Frama-C news and ideas

To content | To menu | To search | Frama-C Home

Wednesday, November 7 2012

Debugging with WP

Initial setting

So, I was checking a small demo of the WP plug-in the other day, just before making a presentation of Frama-C to some future fellow user. This was the traditional binary_search verification presented in the Berlin training session in 2010, but using the WP plugin instead of Jessie. For some reason, I decided to change the type for all the offsets from int to unsigned int. After all, we're morally dealing with array indexes and we want to search very big arrays (with length > INT_MAX, don't we?), what can possibly go wrong?

# Recorded information:

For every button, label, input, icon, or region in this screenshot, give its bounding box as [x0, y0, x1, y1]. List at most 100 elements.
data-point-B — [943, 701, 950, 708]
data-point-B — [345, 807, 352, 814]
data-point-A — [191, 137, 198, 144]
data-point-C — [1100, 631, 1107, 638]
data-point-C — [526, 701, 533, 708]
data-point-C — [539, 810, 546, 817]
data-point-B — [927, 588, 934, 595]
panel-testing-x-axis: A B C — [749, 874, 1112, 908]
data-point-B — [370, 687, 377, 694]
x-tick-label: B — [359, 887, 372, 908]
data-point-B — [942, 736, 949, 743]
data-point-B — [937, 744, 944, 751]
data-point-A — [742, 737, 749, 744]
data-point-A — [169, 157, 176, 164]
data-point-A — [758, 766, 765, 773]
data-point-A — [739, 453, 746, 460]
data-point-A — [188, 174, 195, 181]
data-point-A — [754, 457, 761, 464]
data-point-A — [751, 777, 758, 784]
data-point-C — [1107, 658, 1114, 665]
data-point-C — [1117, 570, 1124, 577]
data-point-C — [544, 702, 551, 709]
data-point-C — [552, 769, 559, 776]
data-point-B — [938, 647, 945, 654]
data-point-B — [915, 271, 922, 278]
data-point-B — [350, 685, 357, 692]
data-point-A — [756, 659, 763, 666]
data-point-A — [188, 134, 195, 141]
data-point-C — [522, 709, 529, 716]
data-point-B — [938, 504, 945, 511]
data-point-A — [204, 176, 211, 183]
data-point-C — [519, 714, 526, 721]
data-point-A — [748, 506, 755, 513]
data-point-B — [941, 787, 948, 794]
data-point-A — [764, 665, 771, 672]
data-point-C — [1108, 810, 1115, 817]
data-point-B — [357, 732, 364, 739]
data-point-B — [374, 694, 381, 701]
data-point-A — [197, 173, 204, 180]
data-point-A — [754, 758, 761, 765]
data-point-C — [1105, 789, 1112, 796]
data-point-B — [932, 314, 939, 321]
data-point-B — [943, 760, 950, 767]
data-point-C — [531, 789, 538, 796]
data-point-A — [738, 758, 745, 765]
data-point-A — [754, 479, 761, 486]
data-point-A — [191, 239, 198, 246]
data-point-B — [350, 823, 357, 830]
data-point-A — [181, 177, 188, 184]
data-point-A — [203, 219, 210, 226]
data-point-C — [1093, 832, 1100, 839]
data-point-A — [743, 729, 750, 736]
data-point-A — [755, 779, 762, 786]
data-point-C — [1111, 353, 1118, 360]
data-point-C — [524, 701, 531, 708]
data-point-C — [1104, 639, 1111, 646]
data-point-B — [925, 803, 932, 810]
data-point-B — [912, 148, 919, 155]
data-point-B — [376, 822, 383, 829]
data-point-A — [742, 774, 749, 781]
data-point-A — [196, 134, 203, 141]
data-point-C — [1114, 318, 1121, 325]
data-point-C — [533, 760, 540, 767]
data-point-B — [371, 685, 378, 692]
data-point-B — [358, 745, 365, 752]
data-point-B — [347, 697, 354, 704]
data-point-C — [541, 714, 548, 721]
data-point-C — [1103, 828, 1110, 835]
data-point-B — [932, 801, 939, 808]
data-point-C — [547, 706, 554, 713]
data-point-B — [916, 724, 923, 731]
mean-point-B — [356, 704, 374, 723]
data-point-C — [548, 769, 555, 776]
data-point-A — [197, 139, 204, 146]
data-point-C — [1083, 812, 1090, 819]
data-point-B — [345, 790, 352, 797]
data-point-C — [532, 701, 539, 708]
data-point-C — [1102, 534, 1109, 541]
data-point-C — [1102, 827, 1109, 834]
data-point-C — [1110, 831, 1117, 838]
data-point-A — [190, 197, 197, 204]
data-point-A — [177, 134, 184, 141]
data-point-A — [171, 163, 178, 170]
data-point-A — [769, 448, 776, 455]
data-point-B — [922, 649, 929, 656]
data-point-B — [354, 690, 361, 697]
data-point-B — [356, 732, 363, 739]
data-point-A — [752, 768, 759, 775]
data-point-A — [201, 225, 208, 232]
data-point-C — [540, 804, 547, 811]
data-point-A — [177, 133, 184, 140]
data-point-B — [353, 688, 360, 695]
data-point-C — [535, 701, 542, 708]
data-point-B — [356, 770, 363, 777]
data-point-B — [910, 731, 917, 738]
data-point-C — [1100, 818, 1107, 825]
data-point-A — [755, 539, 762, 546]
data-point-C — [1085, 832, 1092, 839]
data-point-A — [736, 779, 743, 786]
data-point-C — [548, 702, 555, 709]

# Given problem 1:
Answer these about the Frama-C blog post:
(a) On what date was it posted?
(b) Where and in what year was the binary_search verification presented?
(c) To what type did the author change all the offsets?
# Given problem 2:
Carry on the Frama-C blog post from its last sentence.

# Final result 1:
(a) Wednesday, November 7 2012
(b) At the Berlin training session, in 2010
(c) unsigned int

# Final result 2:
The code and its contract then become the following:

/*@ 
    requires length > 0;
    requires \valid(a+(0..length - 1));
    requires sorted: \forall integer i,j; 0<=i<=j<length ==> a[i]<=a[j];
    behavior find:
    assumes \exists integer i; 0<=i<length && a[i] == key;
    ensures 0<= \result < length;
    ensures a[\result] == key;
    behavior no_find:
    assumes \forall integer i; 0<=i<length ==> a[i] != key;
    ensures \result == -1;
 */
unsigned int binary_search(int* a, unsigned int length, int key) {
  unsigned int low, high;
  low = 0; high=length-1;
  while (low <= high) {
    unsigned int med = (high-low)/2U+low;
    if (a[med] == key) return med;
    if (a[med] < key) low = med+1;
    else high = med-1;
  }
  return -1;
}

Loop invariants

As all of you know, deductive verification require to write loop invariants to have a slight chance of proving something. An appropriate set of invariants for our case is the following:

  • low is between 0 and high + 1 (at the loop exit)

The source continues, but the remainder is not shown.